BEGIN RECORDS
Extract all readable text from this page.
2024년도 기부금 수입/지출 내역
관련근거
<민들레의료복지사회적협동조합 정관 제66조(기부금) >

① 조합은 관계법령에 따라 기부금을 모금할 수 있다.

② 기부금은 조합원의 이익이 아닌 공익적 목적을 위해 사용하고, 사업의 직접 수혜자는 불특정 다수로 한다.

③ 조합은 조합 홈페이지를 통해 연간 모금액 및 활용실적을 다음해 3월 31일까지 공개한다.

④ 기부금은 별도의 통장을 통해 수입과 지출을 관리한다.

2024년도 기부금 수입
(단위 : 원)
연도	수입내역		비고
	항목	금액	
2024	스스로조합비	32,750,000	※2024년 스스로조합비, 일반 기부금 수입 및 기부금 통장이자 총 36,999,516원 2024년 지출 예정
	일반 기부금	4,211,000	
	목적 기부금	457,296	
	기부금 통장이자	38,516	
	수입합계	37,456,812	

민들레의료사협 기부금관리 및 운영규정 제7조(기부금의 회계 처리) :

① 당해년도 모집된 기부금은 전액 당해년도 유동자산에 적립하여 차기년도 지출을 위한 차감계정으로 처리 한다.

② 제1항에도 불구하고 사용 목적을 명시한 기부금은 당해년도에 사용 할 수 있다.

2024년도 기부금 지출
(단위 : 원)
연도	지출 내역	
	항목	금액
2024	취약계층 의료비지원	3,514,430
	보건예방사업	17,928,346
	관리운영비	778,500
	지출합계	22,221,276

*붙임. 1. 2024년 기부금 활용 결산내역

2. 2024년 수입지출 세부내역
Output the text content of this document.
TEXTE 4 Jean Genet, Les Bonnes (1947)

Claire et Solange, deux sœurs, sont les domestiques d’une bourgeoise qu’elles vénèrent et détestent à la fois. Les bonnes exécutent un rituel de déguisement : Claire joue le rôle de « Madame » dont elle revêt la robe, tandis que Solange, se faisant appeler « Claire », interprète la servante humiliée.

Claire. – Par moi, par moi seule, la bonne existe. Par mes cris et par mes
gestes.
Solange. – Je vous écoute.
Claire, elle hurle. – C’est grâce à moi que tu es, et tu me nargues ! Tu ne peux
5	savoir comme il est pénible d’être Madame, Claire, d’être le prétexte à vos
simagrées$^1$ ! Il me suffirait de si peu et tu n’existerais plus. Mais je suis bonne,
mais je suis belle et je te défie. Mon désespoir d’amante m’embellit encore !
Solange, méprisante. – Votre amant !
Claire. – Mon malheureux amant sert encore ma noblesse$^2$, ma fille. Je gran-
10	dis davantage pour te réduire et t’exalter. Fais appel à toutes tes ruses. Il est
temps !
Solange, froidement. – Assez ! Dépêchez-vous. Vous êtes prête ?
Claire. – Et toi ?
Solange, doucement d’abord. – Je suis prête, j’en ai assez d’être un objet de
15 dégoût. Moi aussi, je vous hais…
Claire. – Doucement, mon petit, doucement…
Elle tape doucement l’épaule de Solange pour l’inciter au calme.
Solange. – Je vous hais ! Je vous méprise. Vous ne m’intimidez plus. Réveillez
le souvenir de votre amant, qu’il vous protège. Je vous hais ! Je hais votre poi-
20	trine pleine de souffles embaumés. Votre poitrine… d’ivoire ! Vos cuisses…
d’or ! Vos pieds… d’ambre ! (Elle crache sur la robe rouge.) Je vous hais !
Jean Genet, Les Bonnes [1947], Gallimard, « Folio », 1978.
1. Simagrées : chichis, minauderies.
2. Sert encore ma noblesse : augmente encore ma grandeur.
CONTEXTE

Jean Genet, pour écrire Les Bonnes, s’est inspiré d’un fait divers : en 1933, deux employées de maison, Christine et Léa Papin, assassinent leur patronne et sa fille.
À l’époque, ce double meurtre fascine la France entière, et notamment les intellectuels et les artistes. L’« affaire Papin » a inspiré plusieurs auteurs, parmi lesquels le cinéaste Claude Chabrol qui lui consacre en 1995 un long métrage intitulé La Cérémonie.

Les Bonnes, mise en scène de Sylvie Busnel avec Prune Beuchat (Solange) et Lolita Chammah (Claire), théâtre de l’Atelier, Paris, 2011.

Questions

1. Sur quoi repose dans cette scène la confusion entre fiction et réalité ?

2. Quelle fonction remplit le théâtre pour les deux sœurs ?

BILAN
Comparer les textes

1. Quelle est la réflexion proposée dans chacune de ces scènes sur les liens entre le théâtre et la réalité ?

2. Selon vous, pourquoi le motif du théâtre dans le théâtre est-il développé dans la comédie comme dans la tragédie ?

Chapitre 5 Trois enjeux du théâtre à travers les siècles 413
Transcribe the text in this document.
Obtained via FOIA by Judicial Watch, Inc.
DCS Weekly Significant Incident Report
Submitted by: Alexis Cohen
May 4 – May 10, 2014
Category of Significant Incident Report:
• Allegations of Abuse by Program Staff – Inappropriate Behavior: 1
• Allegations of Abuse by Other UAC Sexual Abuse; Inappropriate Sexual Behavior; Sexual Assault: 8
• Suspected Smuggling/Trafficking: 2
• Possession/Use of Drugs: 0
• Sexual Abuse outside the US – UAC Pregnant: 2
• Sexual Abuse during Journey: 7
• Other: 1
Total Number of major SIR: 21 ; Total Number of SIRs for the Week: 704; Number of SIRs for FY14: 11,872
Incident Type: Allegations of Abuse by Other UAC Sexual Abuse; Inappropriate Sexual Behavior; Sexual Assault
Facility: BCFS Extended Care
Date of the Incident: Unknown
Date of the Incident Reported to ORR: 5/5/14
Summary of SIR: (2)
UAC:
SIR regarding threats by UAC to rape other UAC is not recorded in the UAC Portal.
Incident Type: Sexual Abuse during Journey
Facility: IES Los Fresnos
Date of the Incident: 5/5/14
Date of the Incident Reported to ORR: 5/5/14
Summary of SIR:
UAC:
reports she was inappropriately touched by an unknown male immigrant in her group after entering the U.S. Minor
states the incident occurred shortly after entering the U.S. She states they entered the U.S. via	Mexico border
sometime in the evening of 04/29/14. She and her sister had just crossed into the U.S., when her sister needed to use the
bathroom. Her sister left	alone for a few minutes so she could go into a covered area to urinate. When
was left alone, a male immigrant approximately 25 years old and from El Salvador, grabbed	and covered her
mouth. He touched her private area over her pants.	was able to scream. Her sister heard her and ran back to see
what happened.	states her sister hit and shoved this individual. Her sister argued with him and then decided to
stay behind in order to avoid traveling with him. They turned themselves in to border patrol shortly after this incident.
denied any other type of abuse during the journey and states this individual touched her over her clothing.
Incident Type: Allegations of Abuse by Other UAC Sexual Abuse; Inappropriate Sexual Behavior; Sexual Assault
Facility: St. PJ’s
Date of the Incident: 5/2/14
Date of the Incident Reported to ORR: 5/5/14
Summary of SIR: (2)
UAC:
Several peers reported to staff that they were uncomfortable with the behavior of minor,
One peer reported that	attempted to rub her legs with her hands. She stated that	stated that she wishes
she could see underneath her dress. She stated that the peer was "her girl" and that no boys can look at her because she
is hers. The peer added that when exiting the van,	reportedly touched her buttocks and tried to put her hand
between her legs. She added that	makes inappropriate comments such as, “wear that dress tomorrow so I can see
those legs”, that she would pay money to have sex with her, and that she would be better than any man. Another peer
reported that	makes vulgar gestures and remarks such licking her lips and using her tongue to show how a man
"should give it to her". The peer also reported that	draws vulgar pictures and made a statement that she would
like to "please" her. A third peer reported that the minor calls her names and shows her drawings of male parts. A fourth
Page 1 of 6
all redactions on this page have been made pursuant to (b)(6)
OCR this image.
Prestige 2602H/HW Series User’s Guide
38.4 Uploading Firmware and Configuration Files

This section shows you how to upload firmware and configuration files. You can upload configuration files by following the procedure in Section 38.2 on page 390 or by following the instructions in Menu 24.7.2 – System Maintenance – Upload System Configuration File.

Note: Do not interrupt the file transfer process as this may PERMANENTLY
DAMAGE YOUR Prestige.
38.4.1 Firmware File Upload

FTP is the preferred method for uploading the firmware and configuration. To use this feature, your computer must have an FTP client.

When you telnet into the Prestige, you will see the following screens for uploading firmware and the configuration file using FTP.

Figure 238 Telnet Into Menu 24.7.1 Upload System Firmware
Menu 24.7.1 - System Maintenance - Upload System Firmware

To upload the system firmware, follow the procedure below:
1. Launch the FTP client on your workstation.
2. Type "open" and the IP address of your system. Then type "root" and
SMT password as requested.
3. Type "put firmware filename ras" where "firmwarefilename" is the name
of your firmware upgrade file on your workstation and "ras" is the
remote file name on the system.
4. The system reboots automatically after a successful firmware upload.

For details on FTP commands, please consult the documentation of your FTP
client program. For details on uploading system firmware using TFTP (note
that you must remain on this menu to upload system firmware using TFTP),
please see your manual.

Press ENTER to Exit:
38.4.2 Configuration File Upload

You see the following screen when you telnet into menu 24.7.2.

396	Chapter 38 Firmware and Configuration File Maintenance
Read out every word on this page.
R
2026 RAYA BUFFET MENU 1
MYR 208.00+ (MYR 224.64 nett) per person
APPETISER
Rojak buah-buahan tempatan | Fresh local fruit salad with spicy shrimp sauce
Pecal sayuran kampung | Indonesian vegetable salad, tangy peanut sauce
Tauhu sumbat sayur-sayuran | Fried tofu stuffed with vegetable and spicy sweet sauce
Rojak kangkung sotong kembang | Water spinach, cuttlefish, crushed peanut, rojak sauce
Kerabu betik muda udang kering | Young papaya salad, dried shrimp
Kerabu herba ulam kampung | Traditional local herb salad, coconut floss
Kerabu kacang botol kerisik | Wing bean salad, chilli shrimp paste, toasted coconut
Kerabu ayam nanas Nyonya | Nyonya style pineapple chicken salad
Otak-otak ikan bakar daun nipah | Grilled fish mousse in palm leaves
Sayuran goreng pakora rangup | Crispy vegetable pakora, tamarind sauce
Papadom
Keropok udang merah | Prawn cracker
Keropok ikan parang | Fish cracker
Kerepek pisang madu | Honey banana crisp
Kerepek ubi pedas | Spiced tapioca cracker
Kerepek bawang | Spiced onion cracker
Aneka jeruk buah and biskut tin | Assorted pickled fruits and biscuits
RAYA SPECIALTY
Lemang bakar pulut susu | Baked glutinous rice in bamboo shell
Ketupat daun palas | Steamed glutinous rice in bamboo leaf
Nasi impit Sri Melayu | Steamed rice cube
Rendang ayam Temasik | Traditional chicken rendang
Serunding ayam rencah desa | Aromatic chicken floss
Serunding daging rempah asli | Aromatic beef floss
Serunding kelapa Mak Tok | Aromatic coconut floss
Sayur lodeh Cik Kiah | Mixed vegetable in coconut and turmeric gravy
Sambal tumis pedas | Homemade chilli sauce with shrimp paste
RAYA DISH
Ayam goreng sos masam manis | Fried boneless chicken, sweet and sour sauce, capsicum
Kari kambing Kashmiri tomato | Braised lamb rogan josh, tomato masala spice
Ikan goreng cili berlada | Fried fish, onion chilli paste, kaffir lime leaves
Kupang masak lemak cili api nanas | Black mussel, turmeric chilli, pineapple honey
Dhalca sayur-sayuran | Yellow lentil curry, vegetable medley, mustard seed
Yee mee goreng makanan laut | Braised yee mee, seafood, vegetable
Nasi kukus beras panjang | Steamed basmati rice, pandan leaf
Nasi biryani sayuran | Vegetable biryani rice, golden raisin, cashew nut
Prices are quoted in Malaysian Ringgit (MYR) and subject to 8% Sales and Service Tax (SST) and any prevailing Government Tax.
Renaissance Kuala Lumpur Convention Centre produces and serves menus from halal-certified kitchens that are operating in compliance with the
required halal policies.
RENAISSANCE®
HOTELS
END RECORDS
* BRIEF *
Copy each line above where the string "robe" occurs.

* EXERCISE RESULT *
Claire et Solange, deux sœurs, sont les domestiques d’une bourgeoise qu’elles vénèrent et détestent à la fois. Les bonnes exécutent un rituel de déguisement : Claire joue le rôle de « Madame » dont elle revêt la robe, tandis que Solange, se faisant appeler « Claire », interprète la servante humiliée.
d’or ! Vos pieds… d’ambre ! (Elle crache sur la robe rouge.) Je vous hais !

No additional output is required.